___ Extracted entries

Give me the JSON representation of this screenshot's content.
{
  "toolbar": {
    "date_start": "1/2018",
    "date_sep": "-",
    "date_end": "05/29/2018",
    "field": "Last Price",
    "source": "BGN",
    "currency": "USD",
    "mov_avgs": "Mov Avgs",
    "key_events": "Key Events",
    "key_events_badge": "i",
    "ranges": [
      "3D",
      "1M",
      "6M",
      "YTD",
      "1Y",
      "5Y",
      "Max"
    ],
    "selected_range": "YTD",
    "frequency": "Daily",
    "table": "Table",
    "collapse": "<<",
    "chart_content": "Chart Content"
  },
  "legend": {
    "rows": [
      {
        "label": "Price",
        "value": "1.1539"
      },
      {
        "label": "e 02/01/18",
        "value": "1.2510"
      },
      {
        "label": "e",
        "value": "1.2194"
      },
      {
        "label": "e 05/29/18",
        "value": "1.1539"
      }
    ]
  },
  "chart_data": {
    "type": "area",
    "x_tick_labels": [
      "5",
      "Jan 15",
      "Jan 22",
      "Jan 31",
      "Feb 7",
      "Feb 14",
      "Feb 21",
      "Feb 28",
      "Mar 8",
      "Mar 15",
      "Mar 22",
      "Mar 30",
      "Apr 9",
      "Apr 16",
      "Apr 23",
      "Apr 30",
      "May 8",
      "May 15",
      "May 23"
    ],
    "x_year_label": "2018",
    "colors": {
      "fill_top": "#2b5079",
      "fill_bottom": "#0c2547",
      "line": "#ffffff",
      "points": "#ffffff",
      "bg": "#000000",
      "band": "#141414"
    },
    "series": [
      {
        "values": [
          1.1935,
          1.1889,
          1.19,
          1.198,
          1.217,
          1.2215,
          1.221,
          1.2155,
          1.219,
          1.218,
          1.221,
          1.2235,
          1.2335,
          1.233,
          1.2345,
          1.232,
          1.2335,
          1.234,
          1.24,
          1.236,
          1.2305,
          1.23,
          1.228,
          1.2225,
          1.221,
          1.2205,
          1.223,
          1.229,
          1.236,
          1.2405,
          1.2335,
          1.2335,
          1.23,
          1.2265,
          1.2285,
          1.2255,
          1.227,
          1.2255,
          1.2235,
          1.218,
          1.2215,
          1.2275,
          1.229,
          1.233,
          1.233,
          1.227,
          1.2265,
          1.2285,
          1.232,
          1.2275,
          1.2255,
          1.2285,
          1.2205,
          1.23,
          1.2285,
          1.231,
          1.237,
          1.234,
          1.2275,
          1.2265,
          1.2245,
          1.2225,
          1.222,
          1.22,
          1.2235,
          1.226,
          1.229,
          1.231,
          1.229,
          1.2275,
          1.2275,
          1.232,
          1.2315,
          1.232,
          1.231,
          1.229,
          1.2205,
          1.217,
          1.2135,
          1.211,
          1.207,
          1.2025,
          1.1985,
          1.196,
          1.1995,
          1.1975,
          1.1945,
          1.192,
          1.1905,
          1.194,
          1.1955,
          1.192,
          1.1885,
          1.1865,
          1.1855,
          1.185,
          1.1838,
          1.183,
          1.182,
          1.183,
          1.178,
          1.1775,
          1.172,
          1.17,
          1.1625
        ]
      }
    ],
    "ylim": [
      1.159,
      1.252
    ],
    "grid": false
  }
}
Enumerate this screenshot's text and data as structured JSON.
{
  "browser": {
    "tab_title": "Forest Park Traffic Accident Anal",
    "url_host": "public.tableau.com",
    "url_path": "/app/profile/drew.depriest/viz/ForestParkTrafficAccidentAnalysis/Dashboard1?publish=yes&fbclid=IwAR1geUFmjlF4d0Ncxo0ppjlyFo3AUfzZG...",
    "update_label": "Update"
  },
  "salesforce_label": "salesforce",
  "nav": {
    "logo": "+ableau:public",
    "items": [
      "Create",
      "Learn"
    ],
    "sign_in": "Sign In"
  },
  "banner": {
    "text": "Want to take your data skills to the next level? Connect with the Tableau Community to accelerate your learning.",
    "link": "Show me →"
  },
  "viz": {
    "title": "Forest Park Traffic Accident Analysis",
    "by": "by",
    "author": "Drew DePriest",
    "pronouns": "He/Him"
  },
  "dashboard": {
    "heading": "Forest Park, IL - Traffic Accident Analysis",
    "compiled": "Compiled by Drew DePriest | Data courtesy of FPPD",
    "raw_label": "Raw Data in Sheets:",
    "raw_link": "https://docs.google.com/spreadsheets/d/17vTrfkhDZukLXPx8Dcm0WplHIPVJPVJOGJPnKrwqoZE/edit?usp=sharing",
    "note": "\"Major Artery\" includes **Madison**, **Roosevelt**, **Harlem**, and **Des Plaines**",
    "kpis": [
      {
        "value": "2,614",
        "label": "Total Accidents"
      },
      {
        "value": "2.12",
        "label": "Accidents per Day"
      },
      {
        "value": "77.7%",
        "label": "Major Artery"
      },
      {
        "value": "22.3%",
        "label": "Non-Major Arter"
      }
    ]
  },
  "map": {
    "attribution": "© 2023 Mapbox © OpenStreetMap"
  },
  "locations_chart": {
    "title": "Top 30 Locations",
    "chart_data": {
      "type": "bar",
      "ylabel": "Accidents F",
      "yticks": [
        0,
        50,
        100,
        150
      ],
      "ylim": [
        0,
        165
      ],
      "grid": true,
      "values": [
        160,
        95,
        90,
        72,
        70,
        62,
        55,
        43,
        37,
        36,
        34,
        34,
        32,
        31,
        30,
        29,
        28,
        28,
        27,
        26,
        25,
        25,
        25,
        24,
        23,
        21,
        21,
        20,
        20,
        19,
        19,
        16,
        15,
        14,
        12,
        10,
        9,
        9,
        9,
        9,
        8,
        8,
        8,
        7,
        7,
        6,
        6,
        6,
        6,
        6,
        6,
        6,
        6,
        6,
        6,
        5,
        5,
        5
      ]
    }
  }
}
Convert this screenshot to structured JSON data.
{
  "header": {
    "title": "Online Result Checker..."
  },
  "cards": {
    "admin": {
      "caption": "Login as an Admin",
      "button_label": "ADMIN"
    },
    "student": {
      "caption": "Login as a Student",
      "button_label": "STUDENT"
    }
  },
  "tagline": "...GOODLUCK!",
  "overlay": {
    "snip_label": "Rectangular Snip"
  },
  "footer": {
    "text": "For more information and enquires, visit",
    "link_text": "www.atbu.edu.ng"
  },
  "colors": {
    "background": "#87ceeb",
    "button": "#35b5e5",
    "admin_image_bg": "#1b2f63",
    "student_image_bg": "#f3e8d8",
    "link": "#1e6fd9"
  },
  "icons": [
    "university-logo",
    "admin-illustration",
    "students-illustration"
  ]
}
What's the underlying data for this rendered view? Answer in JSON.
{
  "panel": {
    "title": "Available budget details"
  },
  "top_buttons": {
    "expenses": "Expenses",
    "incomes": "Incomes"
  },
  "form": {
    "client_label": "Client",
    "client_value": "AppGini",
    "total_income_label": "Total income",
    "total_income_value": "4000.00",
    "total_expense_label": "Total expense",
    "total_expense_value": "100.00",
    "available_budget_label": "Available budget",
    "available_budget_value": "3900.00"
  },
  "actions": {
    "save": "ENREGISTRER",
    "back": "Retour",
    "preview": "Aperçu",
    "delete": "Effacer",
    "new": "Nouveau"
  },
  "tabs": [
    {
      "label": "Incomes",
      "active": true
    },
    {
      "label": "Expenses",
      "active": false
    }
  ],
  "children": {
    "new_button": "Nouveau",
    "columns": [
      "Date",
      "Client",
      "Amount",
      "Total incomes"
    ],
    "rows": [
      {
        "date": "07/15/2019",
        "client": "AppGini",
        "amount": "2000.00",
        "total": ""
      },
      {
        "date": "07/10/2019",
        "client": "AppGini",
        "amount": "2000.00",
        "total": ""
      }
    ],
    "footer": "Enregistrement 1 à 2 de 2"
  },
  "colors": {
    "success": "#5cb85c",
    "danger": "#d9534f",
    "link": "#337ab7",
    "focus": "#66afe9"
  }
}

______

Using the listing, copy every line where the word "Login" shows up.

      "caption": "Login as an Admin",
      "caption": "Login as a Student",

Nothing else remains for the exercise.